### WRITTEN INSTRUCTION
Write the lines starting at the one containing "Segment this screenshot: for" and ending at the one containing "FancyBboxPatch shape bbox=[225, 203, 1385, 225]" as a numbered list, leaving out any blank lines.

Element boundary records
──────────────────────────────
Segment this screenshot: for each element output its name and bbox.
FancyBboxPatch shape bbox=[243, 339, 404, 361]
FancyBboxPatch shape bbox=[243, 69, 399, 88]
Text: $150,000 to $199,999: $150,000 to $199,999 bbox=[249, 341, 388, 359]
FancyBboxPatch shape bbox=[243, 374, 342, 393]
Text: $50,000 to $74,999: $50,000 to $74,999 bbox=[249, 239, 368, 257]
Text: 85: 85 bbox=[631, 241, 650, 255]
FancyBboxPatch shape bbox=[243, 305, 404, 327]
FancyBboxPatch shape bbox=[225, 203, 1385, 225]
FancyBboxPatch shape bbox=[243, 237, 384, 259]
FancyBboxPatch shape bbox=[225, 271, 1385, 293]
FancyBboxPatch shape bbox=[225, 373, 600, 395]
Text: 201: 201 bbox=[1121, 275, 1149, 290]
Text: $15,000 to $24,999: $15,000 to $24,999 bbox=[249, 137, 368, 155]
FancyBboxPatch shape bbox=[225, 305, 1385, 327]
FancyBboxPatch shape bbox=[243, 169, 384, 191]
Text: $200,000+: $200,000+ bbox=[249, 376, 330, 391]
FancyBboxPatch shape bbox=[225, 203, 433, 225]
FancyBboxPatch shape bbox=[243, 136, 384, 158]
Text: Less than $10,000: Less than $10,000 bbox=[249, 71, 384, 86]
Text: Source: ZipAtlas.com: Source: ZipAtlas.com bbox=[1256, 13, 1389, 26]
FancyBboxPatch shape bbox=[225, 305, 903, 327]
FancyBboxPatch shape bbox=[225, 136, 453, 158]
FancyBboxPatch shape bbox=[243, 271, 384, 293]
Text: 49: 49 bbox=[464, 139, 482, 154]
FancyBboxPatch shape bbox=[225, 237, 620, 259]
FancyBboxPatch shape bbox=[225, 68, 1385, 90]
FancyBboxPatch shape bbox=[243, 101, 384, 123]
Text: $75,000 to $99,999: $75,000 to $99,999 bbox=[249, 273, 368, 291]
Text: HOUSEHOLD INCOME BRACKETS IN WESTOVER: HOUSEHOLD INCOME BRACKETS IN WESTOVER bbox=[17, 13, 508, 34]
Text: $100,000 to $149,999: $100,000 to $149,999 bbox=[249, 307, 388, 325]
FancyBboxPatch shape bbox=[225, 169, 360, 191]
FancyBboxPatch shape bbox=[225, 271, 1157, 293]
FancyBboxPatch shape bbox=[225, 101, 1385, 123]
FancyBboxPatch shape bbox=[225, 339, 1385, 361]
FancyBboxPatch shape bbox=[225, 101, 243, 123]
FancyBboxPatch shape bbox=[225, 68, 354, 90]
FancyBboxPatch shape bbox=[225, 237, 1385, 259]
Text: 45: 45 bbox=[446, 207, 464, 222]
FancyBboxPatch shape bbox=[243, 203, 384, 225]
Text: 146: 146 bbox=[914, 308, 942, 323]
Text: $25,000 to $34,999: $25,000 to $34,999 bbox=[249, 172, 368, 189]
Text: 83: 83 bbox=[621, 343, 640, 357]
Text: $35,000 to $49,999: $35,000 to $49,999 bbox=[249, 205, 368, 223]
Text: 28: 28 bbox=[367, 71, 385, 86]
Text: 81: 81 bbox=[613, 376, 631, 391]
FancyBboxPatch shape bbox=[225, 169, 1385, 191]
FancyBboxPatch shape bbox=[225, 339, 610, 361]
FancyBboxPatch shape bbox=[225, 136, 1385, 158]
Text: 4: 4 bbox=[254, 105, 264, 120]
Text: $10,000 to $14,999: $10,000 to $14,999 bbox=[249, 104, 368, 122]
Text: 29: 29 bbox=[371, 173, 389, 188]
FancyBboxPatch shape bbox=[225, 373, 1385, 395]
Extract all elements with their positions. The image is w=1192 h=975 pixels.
──────────────────────────────
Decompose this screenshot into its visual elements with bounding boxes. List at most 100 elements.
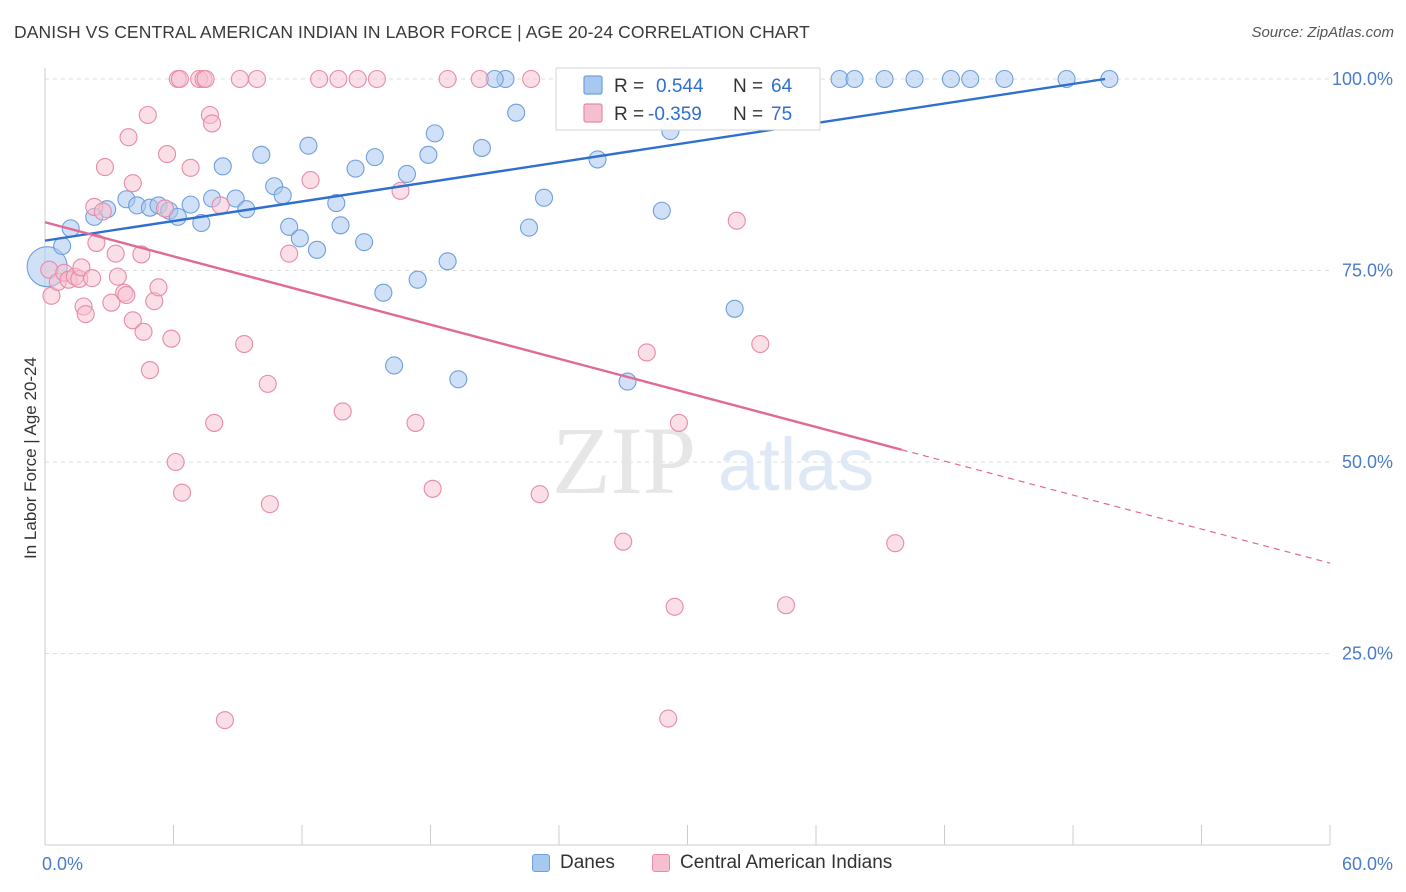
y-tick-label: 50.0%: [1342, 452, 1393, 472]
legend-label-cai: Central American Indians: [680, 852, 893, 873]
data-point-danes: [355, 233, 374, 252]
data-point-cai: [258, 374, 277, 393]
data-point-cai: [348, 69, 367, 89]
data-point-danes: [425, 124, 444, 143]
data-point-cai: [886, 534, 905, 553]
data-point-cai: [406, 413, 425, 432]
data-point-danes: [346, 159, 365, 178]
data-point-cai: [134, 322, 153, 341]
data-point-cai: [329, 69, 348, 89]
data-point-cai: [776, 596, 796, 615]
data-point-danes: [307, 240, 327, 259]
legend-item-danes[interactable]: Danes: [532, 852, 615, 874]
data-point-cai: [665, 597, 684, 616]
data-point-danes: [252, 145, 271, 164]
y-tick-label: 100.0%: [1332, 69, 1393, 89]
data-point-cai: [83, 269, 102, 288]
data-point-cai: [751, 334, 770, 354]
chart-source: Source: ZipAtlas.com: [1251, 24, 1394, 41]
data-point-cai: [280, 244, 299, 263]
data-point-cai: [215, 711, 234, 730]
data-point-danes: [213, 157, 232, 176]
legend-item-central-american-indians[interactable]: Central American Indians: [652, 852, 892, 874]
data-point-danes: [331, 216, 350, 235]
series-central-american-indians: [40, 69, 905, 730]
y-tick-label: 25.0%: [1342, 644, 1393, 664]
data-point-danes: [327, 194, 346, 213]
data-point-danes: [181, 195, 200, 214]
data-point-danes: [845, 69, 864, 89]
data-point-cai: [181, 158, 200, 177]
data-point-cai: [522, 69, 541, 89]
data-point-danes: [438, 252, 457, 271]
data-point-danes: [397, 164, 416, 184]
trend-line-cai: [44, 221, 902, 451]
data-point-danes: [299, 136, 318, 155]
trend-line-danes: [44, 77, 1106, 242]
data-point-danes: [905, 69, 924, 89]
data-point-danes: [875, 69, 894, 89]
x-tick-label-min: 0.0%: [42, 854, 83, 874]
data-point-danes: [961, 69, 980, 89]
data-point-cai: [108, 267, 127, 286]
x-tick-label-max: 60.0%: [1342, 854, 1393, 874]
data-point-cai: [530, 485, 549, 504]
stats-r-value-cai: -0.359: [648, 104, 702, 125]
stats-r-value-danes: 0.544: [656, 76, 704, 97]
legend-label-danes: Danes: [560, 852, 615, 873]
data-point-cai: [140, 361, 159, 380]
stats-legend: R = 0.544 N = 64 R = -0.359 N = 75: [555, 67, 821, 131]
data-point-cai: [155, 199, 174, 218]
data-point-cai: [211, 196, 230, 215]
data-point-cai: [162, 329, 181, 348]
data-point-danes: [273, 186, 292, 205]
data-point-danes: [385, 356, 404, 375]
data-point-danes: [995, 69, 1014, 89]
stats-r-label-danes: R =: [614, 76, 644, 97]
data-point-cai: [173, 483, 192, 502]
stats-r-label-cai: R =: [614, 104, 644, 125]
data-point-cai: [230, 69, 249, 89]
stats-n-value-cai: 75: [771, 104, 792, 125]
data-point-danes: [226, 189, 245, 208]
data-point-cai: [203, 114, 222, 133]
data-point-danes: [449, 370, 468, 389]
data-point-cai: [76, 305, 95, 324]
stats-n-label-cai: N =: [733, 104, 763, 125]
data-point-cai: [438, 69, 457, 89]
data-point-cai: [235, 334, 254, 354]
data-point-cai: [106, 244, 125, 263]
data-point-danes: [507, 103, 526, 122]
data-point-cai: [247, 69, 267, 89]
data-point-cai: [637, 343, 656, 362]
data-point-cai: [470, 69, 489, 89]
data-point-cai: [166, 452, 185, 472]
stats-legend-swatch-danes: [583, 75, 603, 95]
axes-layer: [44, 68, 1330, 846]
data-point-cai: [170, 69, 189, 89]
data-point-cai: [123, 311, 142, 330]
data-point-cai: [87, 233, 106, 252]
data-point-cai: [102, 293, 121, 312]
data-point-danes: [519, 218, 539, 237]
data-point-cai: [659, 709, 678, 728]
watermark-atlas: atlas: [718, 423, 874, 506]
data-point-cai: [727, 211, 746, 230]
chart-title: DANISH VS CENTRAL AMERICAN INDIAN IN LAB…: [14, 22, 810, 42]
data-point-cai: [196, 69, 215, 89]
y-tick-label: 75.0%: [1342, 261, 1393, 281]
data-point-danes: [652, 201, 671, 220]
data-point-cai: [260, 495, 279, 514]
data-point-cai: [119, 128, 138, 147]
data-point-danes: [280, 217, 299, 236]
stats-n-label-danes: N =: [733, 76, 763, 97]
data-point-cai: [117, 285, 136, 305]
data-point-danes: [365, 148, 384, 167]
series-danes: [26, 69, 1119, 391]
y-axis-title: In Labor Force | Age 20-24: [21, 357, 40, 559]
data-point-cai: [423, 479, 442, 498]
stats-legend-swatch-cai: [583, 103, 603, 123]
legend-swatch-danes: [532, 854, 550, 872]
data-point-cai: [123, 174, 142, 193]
──────────────────────────────
### REPLY
1. Segment this screenshot: for each element output its name and bbox.
2. FancyBboxPatch shape bbox=[243, 339, 404, 361]
3. FancyBboxPatch shape bbox=[243, 69, 399, 88]
4. Text: $150,000 to $199,999: $150,000 to $199,999 bbox=[249, 341, 388, 359]
5. FancyBboxPatch shape bbox=[243, 374, 342, 393]
6. Text: $50,000 to $74,999: $50,000 to $74,999 bbox=[249, 239, 368, 257]
7. Text: 85: 85 bbox=[631, 241, 650, 255]
8. FancyBboxPatch shape bbox=[243, 305, 404, 327]
9. FancyBboxPatch shape bbox=[225, 203, 1385, 225]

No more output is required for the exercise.